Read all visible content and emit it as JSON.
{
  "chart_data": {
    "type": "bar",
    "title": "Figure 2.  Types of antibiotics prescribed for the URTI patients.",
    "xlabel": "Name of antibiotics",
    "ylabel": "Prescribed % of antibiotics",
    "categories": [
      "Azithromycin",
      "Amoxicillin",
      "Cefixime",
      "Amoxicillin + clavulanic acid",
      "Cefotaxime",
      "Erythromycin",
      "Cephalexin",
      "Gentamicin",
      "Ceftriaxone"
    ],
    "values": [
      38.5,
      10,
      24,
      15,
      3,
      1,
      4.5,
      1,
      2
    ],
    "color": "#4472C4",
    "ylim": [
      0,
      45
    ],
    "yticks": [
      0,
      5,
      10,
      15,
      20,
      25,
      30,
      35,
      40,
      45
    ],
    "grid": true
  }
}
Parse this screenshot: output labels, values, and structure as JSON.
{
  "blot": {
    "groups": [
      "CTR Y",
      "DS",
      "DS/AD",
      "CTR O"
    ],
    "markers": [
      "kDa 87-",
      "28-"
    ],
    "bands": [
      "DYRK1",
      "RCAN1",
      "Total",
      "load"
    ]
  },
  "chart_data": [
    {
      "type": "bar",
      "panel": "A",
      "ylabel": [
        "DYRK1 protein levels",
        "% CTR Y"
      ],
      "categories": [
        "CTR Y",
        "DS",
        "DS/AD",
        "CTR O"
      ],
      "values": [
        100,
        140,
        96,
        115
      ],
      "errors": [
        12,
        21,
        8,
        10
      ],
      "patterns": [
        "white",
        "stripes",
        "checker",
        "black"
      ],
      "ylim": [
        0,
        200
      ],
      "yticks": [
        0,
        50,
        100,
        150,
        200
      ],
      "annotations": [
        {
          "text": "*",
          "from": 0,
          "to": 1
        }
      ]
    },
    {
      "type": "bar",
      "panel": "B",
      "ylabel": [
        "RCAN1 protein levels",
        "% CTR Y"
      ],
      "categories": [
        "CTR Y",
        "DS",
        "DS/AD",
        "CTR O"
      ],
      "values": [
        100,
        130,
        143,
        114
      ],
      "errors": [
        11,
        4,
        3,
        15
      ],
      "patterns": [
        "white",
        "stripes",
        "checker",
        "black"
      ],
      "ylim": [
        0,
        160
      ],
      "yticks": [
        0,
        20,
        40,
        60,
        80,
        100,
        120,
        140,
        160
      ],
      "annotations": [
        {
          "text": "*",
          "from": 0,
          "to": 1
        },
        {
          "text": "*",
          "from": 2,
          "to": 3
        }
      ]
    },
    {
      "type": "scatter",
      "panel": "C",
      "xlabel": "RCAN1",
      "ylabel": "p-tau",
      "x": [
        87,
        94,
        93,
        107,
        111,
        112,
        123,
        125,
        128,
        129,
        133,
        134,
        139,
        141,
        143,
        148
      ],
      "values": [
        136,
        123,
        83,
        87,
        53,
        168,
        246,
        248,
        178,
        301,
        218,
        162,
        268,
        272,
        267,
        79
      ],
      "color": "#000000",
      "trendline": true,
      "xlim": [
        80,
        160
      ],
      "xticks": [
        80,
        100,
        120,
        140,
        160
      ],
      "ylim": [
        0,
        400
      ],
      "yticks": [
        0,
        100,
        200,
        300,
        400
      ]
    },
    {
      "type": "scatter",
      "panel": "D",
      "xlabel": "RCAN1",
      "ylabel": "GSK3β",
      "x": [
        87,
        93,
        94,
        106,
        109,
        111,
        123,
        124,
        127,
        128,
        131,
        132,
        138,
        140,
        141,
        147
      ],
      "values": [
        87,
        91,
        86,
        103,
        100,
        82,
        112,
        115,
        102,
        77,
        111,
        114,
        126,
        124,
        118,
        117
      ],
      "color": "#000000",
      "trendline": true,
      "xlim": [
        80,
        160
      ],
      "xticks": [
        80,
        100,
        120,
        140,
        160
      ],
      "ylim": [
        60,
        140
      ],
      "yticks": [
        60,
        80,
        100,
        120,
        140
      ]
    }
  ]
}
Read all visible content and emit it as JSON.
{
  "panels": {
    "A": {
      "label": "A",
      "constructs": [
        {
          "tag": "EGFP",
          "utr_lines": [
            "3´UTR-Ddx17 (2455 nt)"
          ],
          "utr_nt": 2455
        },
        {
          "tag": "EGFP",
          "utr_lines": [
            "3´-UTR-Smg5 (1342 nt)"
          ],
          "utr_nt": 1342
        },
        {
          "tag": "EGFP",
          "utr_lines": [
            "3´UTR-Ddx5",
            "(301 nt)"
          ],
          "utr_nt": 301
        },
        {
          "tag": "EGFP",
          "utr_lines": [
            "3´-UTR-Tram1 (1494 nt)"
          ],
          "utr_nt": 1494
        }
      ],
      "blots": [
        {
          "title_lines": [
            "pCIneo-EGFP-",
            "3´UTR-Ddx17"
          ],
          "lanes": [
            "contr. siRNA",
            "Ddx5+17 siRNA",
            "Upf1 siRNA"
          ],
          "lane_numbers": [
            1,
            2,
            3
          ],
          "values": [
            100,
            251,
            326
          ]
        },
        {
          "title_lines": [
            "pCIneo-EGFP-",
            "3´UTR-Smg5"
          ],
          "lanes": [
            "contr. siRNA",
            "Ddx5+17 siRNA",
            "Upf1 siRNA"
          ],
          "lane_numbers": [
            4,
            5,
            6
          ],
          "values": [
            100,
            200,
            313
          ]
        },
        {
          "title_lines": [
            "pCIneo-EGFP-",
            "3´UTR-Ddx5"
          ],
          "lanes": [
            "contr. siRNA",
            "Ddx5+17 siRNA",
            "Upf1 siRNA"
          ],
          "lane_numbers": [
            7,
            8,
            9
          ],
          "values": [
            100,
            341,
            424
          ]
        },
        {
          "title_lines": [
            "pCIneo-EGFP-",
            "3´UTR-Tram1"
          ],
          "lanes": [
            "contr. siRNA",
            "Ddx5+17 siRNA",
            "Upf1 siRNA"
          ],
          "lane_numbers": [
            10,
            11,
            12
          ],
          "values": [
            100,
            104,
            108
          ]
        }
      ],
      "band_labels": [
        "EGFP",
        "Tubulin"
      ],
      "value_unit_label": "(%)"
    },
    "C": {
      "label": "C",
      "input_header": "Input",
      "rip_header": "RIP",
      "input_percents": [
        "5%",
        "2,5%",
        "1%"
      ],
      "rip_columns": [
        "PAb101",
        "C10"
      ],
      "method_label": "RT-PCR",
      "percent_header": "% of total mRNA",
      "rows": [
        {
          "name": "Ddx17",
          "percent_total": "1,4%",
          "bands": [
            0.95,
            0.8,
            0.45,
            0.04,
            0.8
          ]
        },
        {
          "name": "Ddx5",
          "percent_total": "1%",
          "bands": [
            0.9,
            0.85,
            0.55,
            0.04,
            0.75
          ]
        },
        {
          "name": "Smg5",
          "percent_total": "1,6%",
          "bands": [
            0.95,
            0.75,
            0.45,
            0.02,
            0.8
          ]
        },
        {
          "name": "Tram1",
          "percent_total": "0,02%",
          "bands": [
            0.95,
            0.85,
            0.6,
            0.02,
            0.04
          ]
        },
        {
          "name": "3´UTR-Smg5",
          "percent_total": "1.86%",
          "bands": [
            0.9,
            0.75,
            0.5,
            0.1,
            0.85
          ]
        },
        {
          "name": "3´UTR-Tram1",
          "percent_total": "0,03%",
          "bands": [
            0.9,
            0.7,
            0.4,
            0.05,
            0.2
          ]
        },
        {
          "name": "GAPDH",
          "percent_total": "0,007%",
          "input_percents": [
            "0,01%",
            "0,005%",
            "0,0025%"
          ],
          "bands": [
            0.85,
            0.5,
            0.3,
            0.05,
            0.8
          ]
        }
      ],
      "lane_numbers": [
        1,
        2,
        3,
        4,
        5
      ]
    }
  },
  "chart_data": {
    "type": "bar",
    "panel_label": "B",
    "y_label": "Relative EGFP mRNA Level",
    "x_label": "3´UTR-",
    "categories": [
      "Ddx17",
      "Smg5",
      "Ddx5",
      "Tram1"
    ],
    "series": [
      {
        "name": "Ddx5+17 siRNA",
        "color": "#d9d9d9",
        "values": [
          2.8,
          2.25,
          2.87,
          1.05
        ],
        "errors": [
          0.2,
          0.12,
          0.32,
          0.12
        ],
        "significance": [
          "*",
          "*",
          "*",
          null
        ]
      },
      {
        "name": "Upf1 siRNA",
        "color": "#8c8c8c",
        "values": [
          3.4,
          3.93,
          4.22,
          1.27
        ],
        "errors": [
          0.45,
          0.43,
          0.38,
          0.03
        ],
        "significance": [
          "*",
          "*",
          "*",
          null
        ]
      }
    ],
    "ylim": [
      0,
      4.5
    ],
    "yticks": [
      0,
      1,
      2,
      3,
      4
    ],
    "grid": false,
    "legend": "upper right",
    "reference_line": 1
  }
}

········

> _TRY IT_
Looking at the entries above, count each line that includes the string "color" and give only the total.

> _SOLUTION_
5